DATA SECTION:
═══

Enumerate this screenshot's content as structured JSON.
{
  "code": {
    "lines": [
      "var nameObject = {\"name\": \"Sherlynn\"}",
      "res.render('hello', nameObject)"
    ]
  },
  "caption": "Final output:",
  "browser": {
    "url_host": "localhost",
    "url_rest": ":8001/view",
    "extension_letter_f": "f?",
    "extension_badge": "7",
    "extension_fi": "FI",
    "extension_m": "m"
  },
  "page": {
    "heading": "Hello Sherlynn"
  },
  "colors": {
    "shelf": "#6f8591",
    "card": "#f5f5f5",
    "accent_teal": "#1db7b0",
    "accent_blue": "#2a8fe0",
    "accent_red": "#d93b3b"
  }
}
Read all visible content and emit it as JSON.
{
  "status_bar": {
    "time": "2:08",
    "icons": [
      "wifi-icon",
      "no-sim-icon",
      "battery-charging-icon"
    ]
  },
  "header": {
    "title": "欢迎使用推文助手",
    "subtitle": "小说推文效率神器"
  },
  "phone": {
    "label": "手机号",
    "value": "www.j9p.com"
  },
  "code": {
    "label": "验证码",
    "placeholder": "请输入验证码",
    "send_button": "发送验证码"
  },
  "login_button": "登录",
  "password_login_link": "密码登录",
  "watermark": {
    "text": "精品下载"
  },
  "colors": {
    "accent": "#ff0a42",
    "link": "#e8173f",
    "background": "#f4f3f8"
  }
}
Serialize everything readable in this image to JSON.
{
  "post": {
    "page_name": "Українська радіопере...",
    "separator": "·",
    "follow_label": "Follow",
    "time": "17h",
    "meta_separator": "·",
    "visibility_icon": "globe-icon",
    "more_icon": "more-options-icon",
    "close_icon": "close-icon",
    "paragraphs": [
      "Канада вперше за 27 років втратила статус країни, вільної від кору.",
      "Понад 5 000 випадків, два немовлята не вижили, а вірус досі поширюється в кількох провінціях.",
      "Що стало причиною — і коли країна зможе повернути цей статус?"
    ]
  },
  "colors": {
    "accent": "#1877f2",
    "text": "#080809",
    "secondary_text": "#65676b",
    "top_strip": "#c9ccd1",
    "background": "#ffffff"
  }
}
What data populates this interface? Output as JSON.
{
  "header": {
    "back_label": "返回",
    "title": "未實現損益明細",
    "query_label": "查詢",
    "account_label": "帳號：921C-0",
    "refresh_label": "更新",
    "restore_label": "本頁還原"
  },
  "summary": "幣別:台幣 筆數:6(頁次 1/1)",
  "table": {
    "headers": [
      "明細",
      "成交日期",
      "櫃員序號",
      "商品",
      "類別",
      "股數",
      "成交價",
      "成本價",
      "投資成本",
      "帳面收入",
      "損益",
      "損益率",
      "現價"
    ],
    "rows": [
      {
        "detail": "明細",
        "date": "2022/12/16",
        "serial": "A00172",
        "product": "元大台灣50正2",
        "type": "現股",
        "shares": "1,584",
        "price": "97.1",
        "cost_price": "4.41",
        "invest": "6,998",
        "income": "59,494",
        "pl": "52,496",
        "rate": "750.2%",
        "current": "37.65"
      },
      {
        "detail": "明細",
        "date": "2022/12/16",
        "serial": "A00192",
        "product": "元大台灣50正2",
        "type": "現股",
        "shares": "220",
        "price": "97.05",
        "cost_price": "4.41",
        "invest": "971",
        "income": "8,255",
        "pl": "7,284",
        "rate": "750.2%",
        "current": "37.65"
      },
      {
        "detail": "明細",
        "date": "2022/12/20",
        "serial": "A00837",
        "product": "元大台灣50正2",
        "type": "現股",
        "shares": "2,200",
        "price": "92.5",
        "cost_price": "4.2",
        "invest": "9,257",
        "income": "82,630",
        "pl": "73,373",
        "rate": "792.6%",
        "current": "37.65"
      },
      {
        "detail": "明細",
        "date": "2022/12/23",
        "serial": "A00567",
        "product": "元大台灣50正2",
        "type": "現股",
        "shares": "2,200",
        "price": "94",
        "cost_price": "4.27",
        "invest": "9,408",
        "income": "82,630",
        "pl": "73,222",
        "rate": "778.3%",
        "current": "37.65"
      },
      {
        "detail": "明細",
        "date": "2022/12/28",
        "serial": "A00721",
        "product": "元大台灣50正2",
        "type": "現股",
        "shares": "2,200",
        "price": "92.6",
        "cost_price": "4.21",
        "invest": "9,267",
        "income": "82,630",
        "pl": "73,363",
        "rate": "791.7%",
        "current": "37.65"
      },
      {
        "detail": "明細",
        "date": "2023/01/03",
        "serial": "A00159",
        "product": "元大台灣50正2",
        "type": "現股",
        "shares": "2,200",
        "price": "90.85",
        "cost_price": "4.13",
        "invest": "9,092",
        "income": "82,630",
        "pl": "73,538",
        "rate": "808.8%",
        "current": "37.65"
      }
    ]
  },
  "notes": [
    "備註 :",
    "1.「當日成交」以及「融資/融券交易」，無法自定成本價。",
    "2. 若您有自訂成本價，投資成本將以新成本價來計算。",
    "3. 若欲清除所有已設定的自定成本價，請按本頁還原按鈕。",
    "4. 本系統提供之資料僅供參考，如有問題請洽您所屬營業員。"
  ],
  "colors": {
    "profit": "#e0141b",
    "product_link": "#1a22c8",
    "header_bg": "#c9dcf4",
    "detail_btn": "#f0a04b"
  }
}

═══

WHAT THE TASK ASKS:
Make an exact copy of the listing, including every line.

SOLUTION:
Enumerate this screenshot's content as structured JSON.
{
  "code": {
    "lines": [
      "var nameObject = {\"name\": \"Sherlynn\"}",
      "res.render('hello', nameObject)"
    ]
  },
  "caption": "Final output:",
  "browser": {
    "url_host": "localhost",
    "url_rest": ":8001/view",
    "extension_letter_f": "f?",
    "extension_badge": "7",
    "extension_fi": "FI",
    "extension_m": "m"
  },
  "page": {
    "heading": "Hello Sherlynn"
  },
  "colors": {
    "shelf": "#6f8591",
    "card": "#f5f5f5",
    "accent_teal": "#1db7b0",
    "accent_blue": "#2a8fe0",
    "accent_red": "#d93b3b"
  }
}
Read all visible content and emit it as JSON.
{
  "status_bar": {
    "time": "2:08",
    "icons": [
      "wifi-icon",
      "no-sim-icon",
      "battery-charging-icon"
    ]
  },
  "header": {
    "title": "欢迎使用推文助手",
    "subtitle": "小说推文效率神器"
  },
  "phone": {
    "label": "手机号",
    "value": "www.j9p.com"
  },
  "code": {
    "label": "验证码",
    "placeholder": "请输入验证码",
    "send_button": "发送验证码"
  },
  "login_button": "登录",
  "password_login_link": "密码登录",
  "watermark": {
    "text": "精品下载"
  },
  "colors": {
    "accent": "#ff0a42",
    "link": "#e8173f",
    "background": "#f4f3f8"
  }
}
Serialize everything readable in this image to JSON.
{
  "post": {
    "page_name": "Українська радіопере...",
    "separator": "·",
    "follow_label": "Follow",
    "time": "17h",
    "meta_separator": "·",
    "visibility_icon": "globe-icon",
    "more_icon": "more-options-icon",
    "close_icon": "close-icon",
    "paragraphs": [
      "Канада вперше за 27 років втратила статус країни, вільної від кору.",
      "Понад 5 000 випадків, два немовлята не вижили, а вірус досі поширюється в кількох провінціях.",
      "Що стало причиною — і коли країна зможе повернути цей статус?"
    ]
  },
  "colors": {
    "accent": "#1877f2",
    "text": "#080809",
    "secondary_text": "#65676b",
    "top_strip": "#c9ccd1",
    "background": "#ffffff"
  }
}
What data populates this interface? Output as JSON.
{
  "header": {
    "back_label": "返回",
    "title": "未實現損益明細",
    "query_label": "查詢",
    "account_label": "帳號：921C-0",
    "refresh_label": "更新",
    "restore_label": "本頁還原"
  },
  "summary": "幣別:台幣 筆數:6(頁次 1/1)",
  "table": {
    "headers": [
      "明細",
      "成交日期",
      "櫃員序號",
      "商品",
      "類別",
      "股數",
      "成交價",
      "成本價",
      "投資成本",
      "帳面收入",
      "損益",
      "損益率",
      "現價"
    ],
    "rows": [
      {
        "detail": "明細",
        "date": "2022/12/16",
        "serial": "A00172",
        "product": "元大台灣50正2",
        "type": "現股",
        "shares": "1,584",
        "price": "97.1",
        "cost_price": "4.41",
        "invest": "6,998",
        "income": "59,494",
        "pl": "52,496",
        "rate": "750.2%",
        "current": "37.65"
      },
      {
        "detail": "明細",
        "date": "2022/12/16",
        "serial": "A00192",
        "product": "元大台灣50正2",
        "type": "現股",
        "shares": "220",
        "price": "97.05",
        "cost_price": "4.41",
        "invest": "971",
        "income": "8,255",
        "pl": "7,284",
        "rate": "750.2%",
        "current": "37.65"
      },
      {
        "detail": "明細",
        "date": "2022/12/20",
        "serial": "A00837",
        "product": "元大台灣50正2",
        "type": "現股",
        "shares": "2,200",
        "price": "92.5",
        "cost_price": "4.2",
        "invest": "9,257",
        "income": "82,630",
        "pl": "73,373",
        "rate": "792.6%",
        "current": "37.65"
      },
      {
        "detail": "明細",
        "date": "2022/12/23",
        "serial": "A00567",
        "product": "元大台灣50正2",
        "type": "現股",
        "shares": "2,200",
        "price": "94",
        "cost_price": "4.27",
        "invest": "9,408",
        "income": "82,630",
        "pl": "73,222",
        "rate": "778.3%",
        "current": "37.65"
      },
      {
        "detail": "明細",
        "date": "2022/12/28",
        "serial": "A00721",
        "product": "元大台灣50正2",
        "type": "現股",
        "shares": "2,200",
        "price": "92.6",
        "cost_price": "4.21",
        "invest": "9,267",
        "income": "82,630",
        "pl": "73,363",
        "rate": "791.7%",
        "current": "37.65"
      },
      {
        "detail": "明細",
        "date": "2023/01/03",
        "serial": "A00159",
        "product": "元大台灣50正2",
        "type": "現股",
        "shares": "2,200",
        "price": "90.85",
        "cost_price": "4.13",
        "invest": "9,092",
        "income": "82,630",
        "pl": "73,538",
        "rate": "808.8%",
        "current": "37.65"
      }
    ]
  },
  "notes": [
    "備註 :",
    "1.「當日成交」以及「融資/融券交易」，無法自定成本價。",
    "2. 若您有自訂成本價，投資成本將以新成本價來計算。",
    "3. 若欲清除所有已設定的自定成本價，請按本頁還原按鈕。",
    "4. 本系統提供之資料僅供參考，如有問題請洽您所屬營業員。"
  ],
  "colors": {
    "profit": "#e0141b",
    "product_link": "#1a22c8",
    "header_bg": "#c9dcf4",
    "detail_btn": "#f0a04b"
  }
}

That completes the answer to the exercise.